OBJECTIVES:
1 > In the album review of Casual Strangers below, what city is the quartet from?
2 > Continue the Casual Strangers album review from the point where it stops.

TEXT BLOCK:

A fellow music lover and good friend of mine is quite wary of what one might call deceptive packaging in music. You know, that thing where a band says that the sound like some other band, or that they’re in some particular subgenre (or when their publicist uses the RIYL* and references another well-known band), and then they sound nothing like you expect.
It happens more often than he or I would like. Oftentimes, my resultant disappointment is enough to put me off the band completely. But occasionally, I’ll find that I appreciate what they have on offer even if it doesn’t sync with how they were being marketed. That’s largely the case with Casual Strangers. On their self-titled and self-released debut (vinyl) LP, this Austin quartet purports to have elements of krautrock and psychedelia in their mix. And while there’s a droning vibe to some of their songs (ostensibly, that’d be the krautrock), and they have male-and-female lead vocals a la fellow Austinites The Black Angels (that’s where you’d check the psych box), Casual Strangers have more of an 80s alternarock sound about them.

STORED DATA:

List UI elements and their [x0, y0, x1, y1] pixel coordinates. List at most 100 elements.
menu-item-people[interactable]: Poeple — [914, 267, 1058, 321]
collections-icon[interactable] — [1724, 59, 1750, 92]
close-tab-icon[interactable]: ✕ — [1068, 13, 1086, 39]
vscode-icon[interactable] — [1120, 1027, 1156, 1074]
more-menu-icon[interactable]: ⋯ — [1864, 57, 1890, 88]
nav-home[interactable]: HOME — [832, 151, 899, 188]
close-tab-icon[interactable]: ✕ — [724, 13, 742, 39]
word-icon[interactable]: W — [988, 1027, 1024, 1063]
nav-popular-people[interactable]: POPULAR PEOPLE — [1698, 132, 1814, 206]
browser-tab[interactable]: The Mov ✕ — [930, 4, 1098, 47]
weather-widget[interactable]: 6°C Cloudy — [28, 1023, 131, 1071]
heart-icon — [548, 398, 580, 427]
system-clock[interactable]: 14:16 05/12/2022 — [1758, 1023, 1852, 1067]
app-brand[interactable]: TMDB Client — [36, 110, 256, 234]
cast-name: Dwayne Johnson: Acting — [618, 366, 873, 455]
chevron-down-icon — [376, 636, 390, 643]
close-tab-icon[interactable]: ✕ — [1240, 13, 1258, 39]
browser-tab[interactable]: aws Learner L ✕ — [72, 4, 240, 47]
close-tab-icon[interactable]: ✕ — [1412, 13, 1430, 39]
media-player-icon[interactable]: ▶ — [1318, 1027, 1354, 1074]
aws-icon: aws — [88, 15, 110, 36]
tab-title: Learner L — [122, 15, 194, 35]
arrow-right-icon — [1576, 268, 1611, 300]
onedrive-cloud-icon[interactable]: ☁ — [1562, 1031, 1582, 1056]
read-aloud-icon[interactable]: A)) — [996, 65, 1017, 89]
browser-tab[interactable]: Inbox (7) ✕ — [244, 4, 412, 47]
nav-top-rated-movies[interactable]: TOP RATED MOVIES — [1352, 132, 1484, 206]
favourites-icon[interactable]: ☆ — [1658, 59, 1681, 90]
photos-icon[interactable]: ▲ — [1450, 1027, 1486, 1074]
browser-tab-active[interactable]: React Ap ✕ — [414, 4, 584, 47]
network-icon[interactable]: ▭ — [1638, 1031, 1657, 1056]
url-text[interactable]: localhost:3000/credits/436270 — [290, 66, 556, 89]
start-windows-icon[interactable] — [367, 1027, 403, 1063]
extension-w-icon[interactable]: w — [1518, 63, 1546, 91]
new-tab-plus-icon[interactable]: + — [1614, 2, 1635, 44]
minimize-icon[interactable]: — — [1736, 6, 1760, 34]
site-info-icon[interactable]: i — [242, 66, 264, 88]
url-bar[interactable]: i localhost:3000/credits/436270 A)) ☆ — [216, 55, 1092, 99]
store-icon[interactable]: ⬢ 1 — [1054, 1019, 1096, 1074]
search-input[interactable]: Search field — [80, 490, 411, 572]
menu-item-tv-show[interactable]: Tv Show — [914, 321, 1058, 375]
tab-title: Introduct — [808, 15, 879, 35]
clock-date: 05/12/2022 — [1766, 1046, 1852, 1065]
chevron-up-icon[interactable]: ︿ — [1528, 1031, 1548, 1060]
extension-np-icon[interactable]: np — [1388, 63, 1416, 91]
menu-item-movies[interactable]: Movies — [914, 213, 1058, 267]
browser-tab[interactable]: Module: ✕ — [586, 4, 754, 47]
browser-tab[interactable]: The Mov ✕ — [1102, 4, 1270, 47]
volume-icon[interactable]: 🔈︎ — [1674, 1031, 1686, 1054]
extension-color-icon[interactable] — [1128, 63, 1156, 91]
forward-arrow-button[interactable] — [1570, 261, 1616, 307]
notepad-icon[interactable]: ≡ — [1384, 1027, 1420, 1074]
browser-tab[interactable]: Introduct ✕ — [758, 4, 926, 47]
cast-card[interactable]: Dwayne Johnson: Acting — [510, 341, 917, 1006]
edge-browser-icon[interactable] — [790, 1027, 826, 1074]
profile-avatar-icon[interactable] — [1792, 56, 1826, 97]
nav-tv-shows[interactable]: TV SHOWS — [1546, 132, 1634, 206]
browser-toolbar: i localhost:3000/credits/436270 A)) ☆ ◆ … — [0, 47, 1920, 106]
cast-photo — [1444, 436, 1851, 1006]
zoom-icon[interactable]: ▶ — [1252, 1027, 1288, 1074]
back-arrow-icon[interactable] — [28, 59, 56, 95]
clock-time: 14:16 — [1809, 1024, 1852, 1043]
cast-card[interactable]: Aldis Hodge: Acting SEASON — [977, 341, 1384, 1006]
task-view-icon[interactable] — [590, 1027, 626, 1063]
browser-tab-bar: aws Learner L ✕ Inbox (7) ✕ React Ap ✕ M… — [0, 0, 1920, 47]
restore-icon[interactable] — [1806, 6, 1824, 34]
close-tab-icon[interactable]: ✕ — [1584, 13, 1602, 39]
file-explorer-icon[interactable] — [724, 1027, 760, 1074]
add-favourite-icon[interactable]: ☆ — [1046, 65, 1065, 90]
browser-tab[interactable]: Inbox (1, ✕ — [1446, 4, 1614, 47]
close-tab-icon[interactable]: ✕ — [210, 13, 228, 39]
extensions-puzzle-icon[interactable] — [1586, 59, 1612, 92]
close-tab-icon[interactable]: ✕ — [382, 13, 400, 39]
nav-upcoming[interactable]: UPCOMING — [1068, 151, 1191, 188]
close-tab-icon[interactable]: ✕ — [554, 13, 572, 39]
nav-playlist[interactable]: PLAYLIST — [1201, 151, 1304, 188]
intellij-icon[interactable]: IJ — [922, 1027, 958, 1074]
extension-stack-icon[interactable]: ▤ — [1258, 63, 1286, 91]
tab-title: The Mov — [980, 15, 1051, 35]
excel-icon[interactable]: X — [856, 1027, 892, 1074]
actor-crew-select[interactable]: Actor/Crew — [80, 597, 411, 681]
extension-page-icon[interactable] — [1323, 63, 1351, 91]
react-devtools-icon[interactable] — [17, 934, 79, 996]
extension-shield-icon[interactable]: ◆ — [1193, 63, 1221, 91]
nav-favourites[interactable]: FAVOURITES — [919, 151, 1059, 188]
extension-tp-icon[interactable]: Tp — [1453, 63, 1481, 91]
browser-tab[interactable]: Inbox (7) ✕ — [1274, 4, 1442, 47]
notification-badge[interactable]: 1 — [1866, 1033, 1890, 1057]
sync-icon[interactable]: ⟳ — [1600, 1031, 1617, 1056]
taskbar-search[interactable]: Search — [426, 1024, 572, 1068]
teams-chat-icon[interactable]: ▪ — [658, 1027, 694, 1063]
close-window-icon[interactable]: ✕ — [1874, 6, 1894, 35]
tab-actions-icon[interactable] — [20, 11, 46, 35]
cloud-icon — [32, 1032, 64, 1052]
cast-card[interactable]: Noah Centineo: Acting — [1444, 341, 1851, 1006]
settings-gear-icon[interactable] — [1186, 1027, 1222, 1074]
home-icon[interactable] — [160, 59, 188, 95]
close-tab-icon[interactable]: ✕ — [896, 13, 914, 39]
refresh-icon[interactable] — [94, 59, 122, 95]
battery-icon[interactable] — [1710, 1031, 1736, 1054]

TASK RESULTS:
1 > Austin.

2 >
Certainly there are elements that at least partially justify the genre associations in their press kit: Moog analog synths on the record, and 3D graphics on the cover (complete with 3D glasses in the package). On the opening track, “Tune Your Brain,” crunchy/grunge-y guitars are supported by thudding basslines and sampled drums. But the song quickly unfolds into something more interesting and deeply-textured. “Casual Strangers (We Used to Be Friends)” has a romantic, slinky feel, and the juxtaposition of gentle picking on electric guitar with warbling synthesizer provides a dreamy air of regret. But when Katey Gunn launches into her spoken-word monologue (complete with “no duh” and “dude,”) I couldn’t help be reminded of Moon Unit Zappa on “Valley Girl,” or Julie Brown‘s “Homecoming Queen’s Got a Gun.” Comedy songs both; I’m pretty sure that’s not the association that Casual Strangers were hoping for.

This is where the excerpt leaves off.